[Collection entries]
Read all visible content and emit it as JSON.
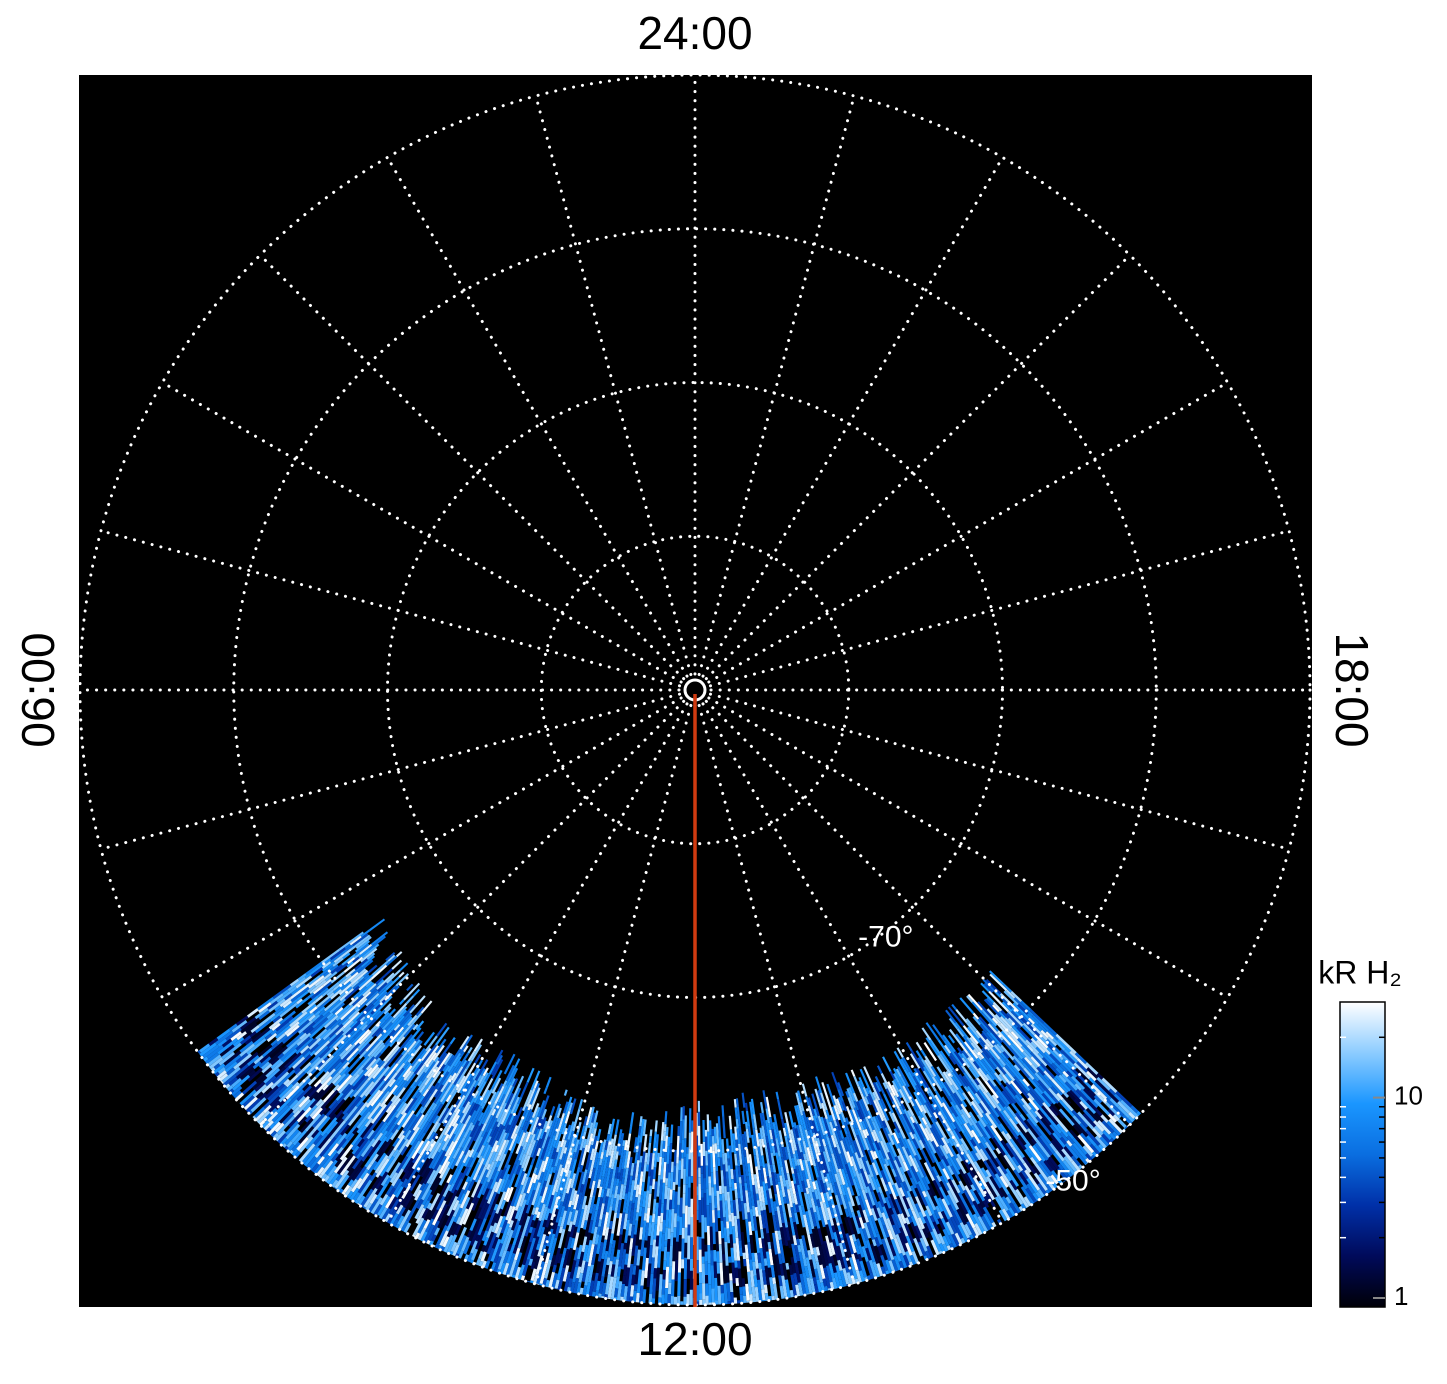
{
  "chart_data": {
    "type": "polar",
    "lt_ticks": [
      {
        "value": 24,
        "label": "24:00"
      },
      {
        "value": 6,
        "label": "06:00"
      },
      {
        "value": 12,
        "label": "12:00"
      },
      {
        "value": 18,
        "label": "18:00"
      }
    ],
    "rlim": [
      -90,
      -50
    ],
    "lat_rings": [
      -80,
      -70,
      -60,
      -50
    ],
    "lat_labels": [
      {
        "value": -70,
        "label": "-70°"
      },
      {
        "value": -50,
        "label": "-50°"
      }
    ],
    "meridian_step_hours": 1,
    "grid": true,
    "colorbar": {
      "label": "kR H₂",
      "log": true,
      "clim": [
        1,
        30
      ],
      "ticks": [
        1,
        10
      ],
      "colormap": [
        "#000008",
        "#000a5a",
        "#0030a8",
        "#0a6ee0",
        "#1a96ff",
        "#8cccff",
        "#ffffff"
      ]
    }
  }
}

_Exercise brief_: Repeat each record exactly as shown above, dropping all images.

_Response_:
Read all visible content and emit it as JSON.
{
  "chart_data": {
    "type": "polar",
    "lt_ticks": [
      {
        "value": 24,
        "label": "24:00"
      },
      {
        "value": 6,
        "label": "06:00"
      },
      {
        "value": 12,
        "label": "12:00"
      },
      {
        "value": 18,
        "label": "18:00"
      }
    ],
    "rlim": [
      -90,
      -50
    ],
    "lat_rings": [
      -80,
      -70,
      -60,
      -50
    ],
    "lat_labels": [
      {
        "value": -70,
        "label": "-70°"
      },
      {
        "value": -50,
        "label": "-50°"
      }
    ],
    "meridian_step_hours": 1,
    "grid": true,
    "colorbar": {
      "label": "kR H₂",
      "log": true,
      "clim": [
        1,
        30
      ],
      "ticks": [
        1,
        10
      ],
      "colormap": [
        "#000008",
        "#000a5a",
        "#0030a8",
        "#0a6ee0",
        "#1a96ff",
        "#8cccff",
        "#ffffff"
      ]
    }
  }
}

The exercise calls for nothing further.